Extracted data entries:

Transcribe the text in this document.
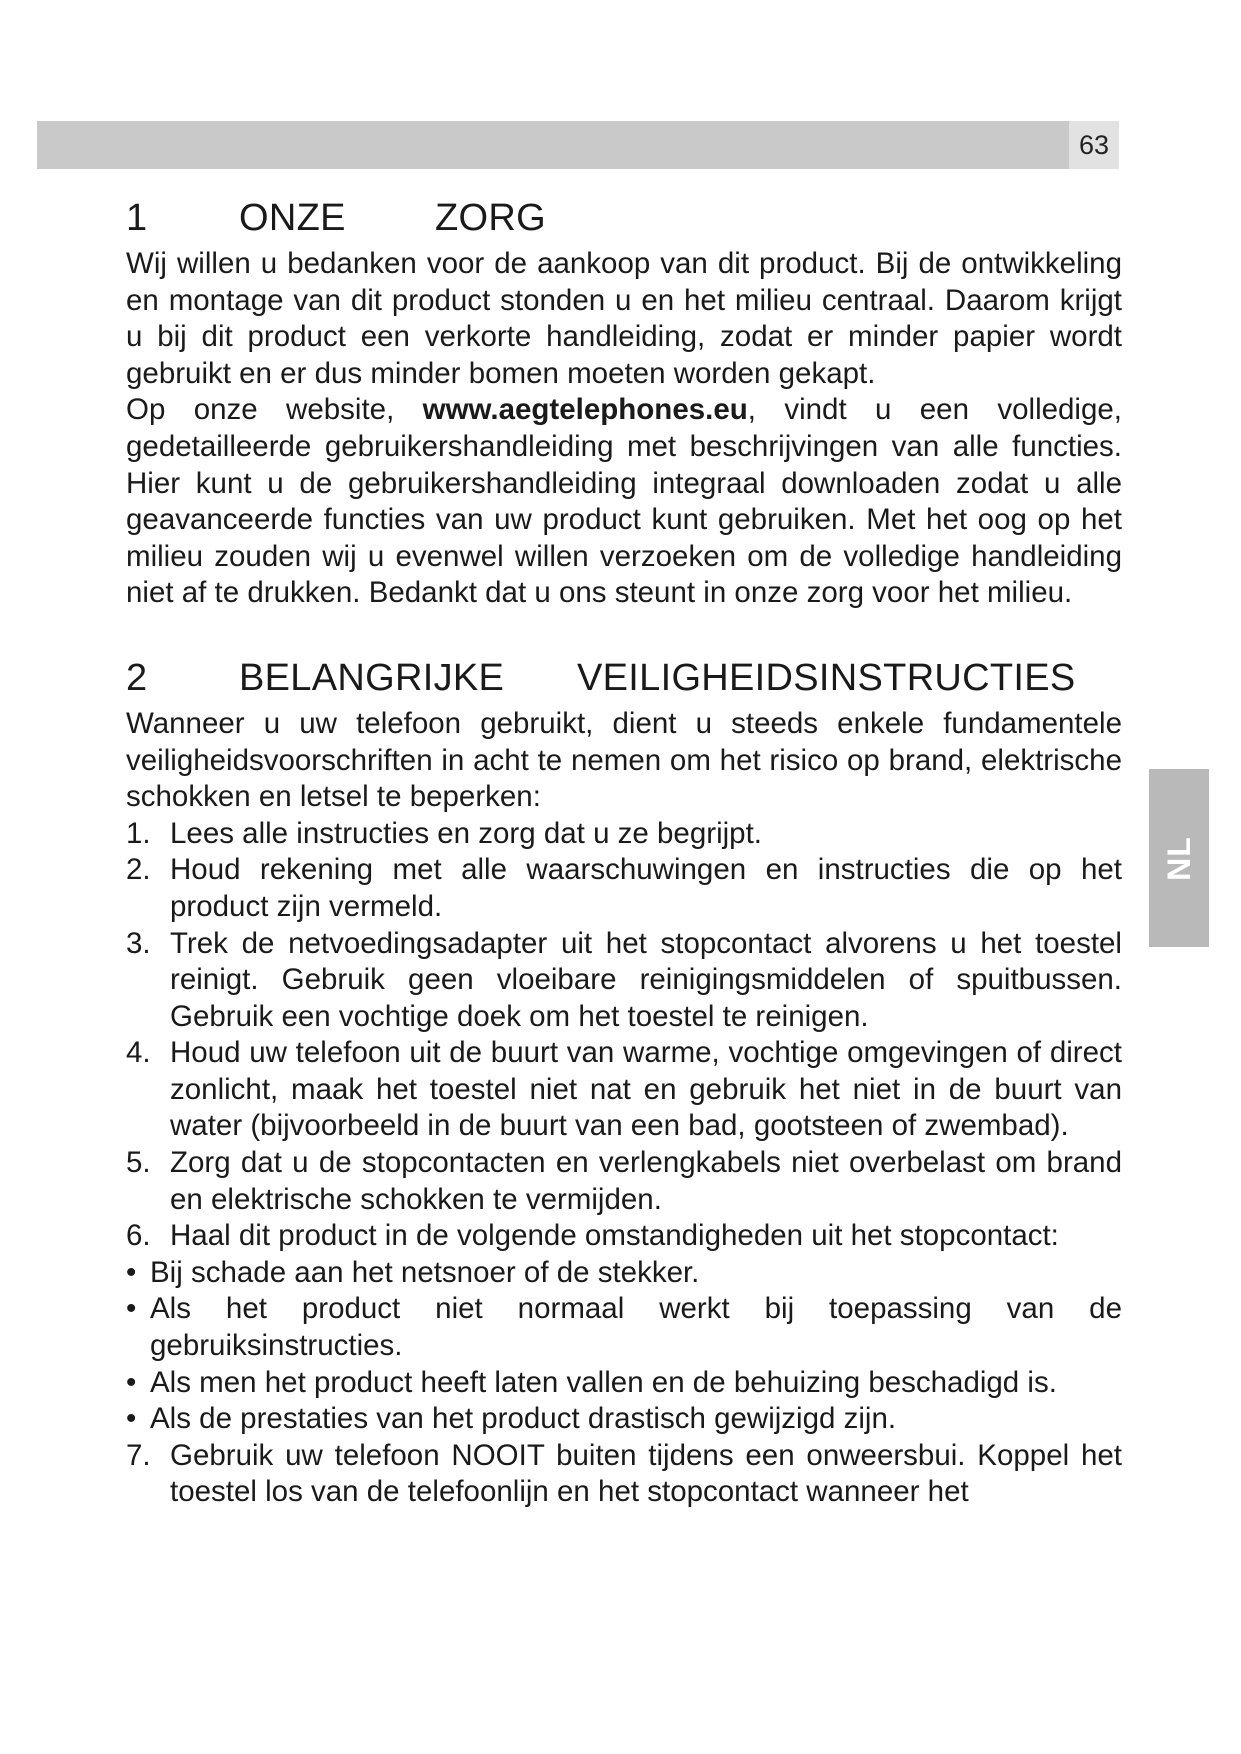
63
NL
1	ONZE	ZORG

Wij willen u bedanken voor de aankoop van dit product. Bij de ontwikkeling en montage van dit product stonden u en het milieu centraal. Daarom krijgt u bij dit product een verkorte handleiding, zodat er minder papier wordt gebruikt en er dus minder bomen moeten worden gekapt.

Op onze website, www.aegtelephones.eu, vindt u een volledige, gedetailleerde gebruikershandleiding met beschrijvingen van alle functies. Hier kunt u de gebruikershandleiding integraal downloaden zodat u alle geavanceerde functies van uw product kunt gebruiken. Met het oog op het milieu zouden wij u evenwel willen verzoeken om de volledige handleiding niet af te drukken. Bedankt dat u ons steunt in onze zorg voor het milieu.

2	BELANGRIJKE	VEILIGHEIDSINSTRUCTIES

Wanneer u uw telefoon gebruikt, dient u steeds enkele fundamentele veiligheidsvoorschriften in acht te nemen om het risico op brand, elektrische schokken en letsel te beperken:

1. Lees alle instructies en zorg dat u ze begrijpt.
2. Houd rekening met alle waarschuwingen en instructies die op het product zijn vermeld.
3. Trek de netvoedingsadapter uit het stopcontact alvorens u het toestel reinigt. Gebruik geen vloeibare reinigingsmiddelen of spuitbussen. Gebruik een vochtige doek om het toestel te reinigen.
4. Houd uw telefoon uit de buurt van warme, vochtige omgevingen of direct zonlicht, maak het toestel niet nat en gebruik het niet in de buurt van water (bijvoorbeeld in de buurt van een bad, gootsteen of zwembad).
5. Zorg dat u de stopcontacten en verlengkabels niet overbelast om brand en elektrische schokken te vermijden.
6. Haal dit product in de volgende omstandigheden uit het stopcontact:
• Bij schade aan het netsnoer of de stekker.
• Als het product niet normaal werkt bij toepassing van de gebruiksinstructies.
• Als men het product heeft laten vallen en de behuizing beschadigd is.
• Als de prestaties van het product drastisch gewijzigd zijn.
7. Gebruik uw telefoon NOOIT buiten tijdens een onweersbui. Koppel het toestel los van de telefoonlijn en het stopcontact wanneer het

WHAT IS BEING ASKED: Determine how many lines in the data above contain the string "toestel". Give nothing except the number.

RESPONSE TO THIS EXERCISE: 3